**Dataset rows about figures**

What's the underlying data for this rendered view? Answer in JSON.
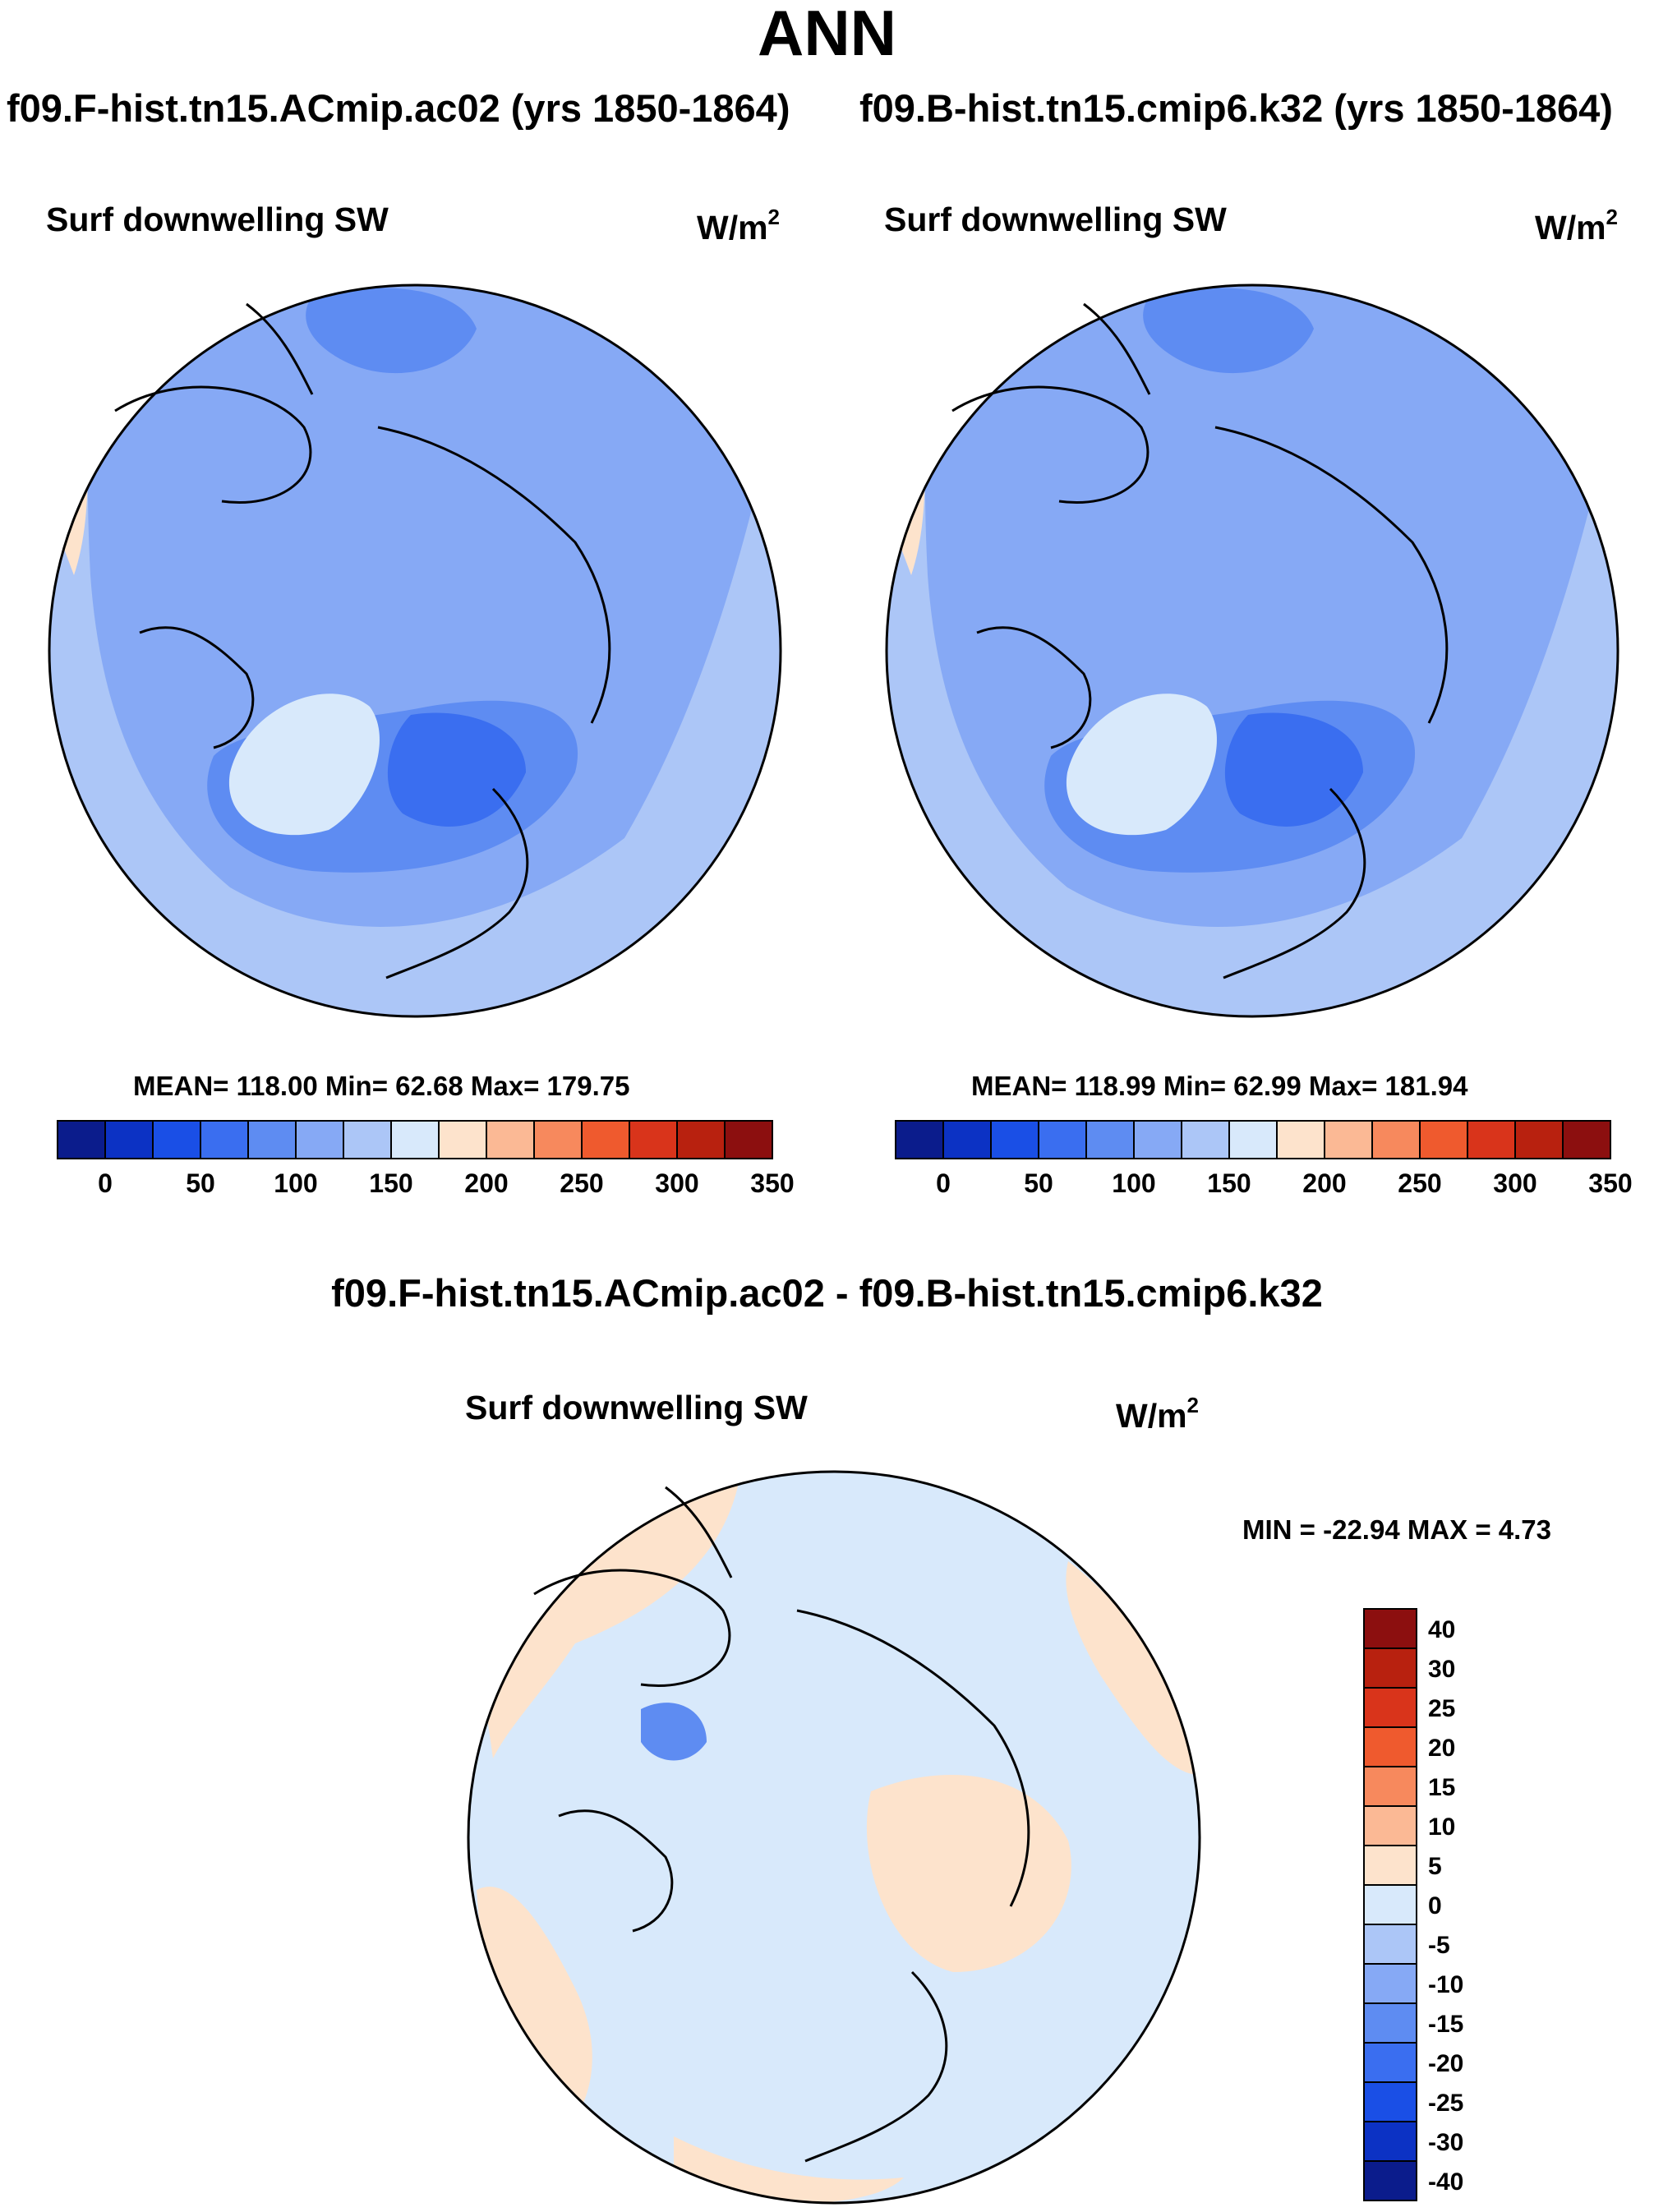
{
  "title": "ANN",
  "left_panel": {
    "case": "f09.F-hist.tn15.ACmip.ac02 (yrs 1850-1864)",
    "variable": "Surf downwelling SW",
    "units_base": "W/m",
    "units_exp": "2",
    "stats": "MEAN= 118.00  Min=  62.68  Max= 179.75"
  },
  "right_panel": {
    "case": "f09.B-hist.tn15.cmip6.k32 (yrs 1850-1864)",
    "variable": "Surf downwelling SW",
    "units_base": "W/m",
    "units_exp": "2",
    "stats": "MEAN= 118.99  Min=  62.99  Max= 181.94"
  },
  "diff_panel": {
    "case": "f09.F-hist.tn15.ACmip.ac02 - f09.B-hist.tn15.cmip6.k32",
    "variable": "Surf downwelling SW",
    "units_base": "W/m",
    "units_exp": "2",
    "stats": "MIN = -22.94 MAX =   4.73"
  },
  "colorbar_abs": {
    "colors": [
      "#0b1c8c",
      "#0c32c4",
      "#1a4fe6",
      "#3a6ef0",
      "#5e8cf2",
      "#86a9f5",
      "#acc6f7",
      "#d8e9fb",
      "#fde3cc",
      "#fbb995",
      "#f7895d",
      "#ef5a2e",
      "#d9341b",
      "#b8210f",
      "#8c0f0f"
    ],
    "tick_labels": [
      "0",
      "50",
      "100",
      "150",
      "200",
      "250",
      "300",
      "350"
    ]
  },
  "colorbar_diff": {
    "colors": [
      "#0b1c8c",
      "#0c32c4",
      "#1a4fe6",
      "#3a6ef0",
      "#5e8cf2",
      "#86a9f5",
      "#acc6f7",
      "#d8e9fb",
      "#fde3cc",
      "#fbb995",
      "#f7895d",
      "#ef5a2e",
      "#d9341b",
      "#b8210f",
      "#8c0f0f"
    ],
    "tick_labels": [
      "40",
      "30",
      "25",
      "20",
      "15",
      "10",
      "5",
      "0",
      "-5",
      "-10",
      "-15",
      "-20",
      "-25",
      "-30",
      "-40"
    ]
  }
}
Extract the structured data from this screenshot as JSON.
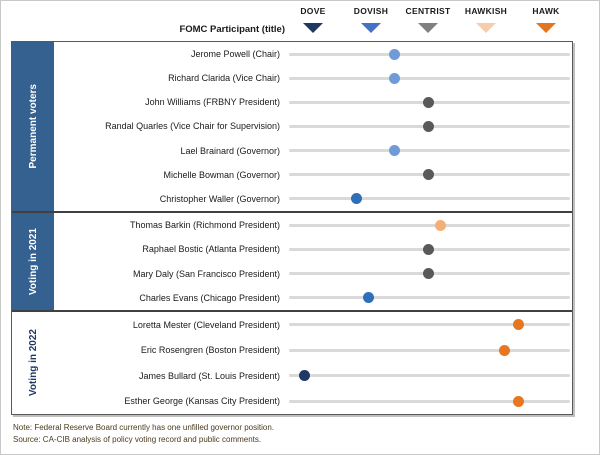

**REQUIRED TASK**
Copy out every line of the listing that includes the string "ACmip".

**OUTPUT FOR THIS TASK**
    "case": "f09.F-hist.tn15.ACmip.ac02 (yrs 1850-1864)",
    "case": "f09.F-hist.tn15.ACmip.ac02 - f09.B-hist.tn15.cmip6.k32",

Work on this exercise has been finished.